---------- VORLIEGENDES MATERIAL

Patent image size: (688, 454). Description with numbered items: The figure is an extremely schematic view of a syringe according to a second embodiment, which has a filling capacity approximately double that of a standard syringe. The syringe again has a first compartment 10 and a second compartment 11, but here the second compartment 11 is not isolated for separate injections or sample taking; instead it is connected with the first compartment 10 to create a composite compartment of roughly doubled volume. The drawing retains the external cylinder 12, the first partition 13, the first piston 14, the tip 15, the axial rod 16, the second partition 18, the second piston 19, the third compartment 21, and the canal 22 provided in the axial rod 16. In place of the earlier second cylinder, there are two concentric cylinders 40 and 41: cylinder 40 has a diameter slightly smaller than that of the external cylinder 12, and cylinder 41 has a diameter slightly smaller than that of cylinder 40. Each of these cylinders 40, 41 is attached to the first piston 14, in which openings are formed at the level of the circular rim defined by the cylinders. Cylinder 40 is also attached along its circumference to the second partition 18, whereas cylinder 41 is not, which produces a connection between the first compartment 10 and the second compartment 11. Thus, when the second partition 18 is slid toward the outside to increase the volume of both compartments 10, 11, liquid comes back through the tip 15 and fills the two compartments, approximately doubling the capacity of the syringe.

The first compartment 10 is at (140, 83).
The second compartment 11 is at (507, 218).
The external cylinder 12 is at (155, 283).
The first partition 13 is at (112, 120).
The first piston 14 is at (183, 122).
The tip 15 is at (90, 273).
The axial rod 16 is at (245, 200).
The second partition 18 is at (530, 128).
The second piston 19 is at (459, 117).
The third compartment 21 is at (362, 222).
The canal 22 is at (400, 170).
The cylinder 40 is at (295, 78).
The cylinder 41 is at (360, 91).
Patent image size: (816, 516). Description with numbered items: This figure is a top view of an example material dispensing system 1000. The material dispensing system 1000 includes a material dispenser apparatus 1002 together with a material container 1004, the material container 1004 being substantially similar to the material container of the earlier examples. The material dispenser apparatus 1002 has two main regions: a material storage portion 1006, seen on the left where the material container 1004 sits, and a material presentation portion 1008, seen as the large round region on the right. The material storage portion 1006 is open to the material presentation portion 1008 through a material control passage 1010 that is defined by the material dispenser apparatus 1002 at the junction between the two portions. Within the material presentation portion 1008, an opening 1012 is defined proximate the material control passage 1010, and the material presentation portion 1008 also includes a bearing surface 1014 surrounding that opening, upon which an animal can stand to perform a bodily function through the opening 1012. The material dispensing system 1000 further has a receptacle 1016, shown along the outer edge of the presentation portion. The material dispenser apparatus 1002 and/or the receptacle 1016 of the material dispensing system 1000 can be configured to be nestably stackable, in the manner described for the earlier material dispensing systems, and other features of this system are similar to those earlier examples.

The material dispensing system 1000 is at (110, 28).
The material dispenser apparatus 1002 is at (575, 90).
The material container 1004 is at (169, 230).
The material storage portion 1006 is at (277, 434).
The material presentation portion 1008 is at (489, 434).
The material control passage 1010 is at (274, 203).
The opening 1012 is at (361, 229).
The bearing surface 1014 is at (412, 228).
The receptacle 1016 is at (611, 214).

--------------------

Benenne in der gesamten Auflistung „syringe“ in „injector“ um und gib sie sonst unverändert wieder.

Patent image size: (688, 454). Description with numbered items: The figure is an extremely schematic view of a injector according to a second embodiment, which has a filling capacity approximately double that of a standard injector. The injector again has a first compartment 10 and a second compartment 11, but here the second compartment 11 is not isolated for separate injections or sample taking; instead it is connected with the first compartment 10 to create a composite compartment of roughly doubled volume. The drawing retains the external cylinder 12, the first partition 13, the first piston 14, the tip 15, the axial rod 16, the second partition 18, the second piston 19, the third compartment 21, and the canal 22 provided in the axial rod 16. In place of the earlier second cylinder, there are two concentric cylinders 40 and 41: cylinder 40 has a diameter slightly smaller than that of the external cylinder 12, and cylinder 41 has a diameter slightly smaller than that of cylinder 40. Each of these cylinders 40, 41 is attached to the first piston 14, in which openings are formed at the level of the circular rim defined by the cylinders. Cylinder 40 is also attached along its circumference to the second partition 18, whereas cylinder 41 is not, which produces a connection between the first compartment 10 and the second compartment 11. Thus, when the second partition 18 is slid toward the outside to increase the volume of both compartments 10, 11, liquid comes back through the tip 15 and fills the two compartments, approximately doubling the capacity of the injector.

The first compartment 10 is at (140, 83).
The second compartment 11 is at (507, 218).
The external cylinder 12 is at (155, 283).
The first partition 13 is at (112, 120).
The first piston 14 is at (183, 122).
The tip 15 is at (90, 273).
The axial rod 16 is at (245, 200).
The second partition 18 is at (530, 128).
The second piston 19 is at (459, 117).
The third compartment 21 is at (362, 222).
The canal 22 is at (400, 170).
The cylinder 40 is at (295, 78).
The cylinder 41 is at (360, 91).
Patent image size: (816, 516). Description with numbered items: This figure is a top view of an example material dispensing system 1000. The material dispensing system 1000 includes a material dispenser apparatus 1002 together with a material container 1004, the material container 1004 being substantially similar to the material container of the earlier examples. The material dispenser apparatus 1002 has two main regions: a material storage portion 1006, seen on the left where the material container 1004 sits, and a material presentation portion 1008, seen as the large round region on the right. The material storage portion 1006 is open to the material presentation portion 1008 through a material control passage 1010 that is defined by the material dispenser apparatus 1002 at the junction between the two portions. Within the material presentation portion 1008, an opening 1012 is defined proximate the material control passage 1010, and the material presentation portion 1008 also includes a bearing surface 1014 surrounding that opening, upon which an animal can stand to perform a bodily function through the opening 1012. The material dispensing system 1000 further has a receptacle 1016, shown along the outer edge of the presentation portion. The material dispenser apparatus 1002 and/or the receptacle 1016 of the material dispensing system 1000 can be configured to be nestably stackable, in the manner described for the earlier material dispensing systems, and other features of this system are similar to those earlier examples.

The material dispensing system 1000 is at (110, 28).
The material dispenser apparatus 1002 is at (575, 90).
The material container 1004 is at (169, 230).
The material storage portion 1006 is at (277, 434).
The material presentation portion 1008 is at (489, 434).
The material control passage 1010 is at (274, 203).
The opening 1012 is at (361, 229).
The bearing surface 1014 is at (412, 228).
The receptacle 1016 is at (611, 214).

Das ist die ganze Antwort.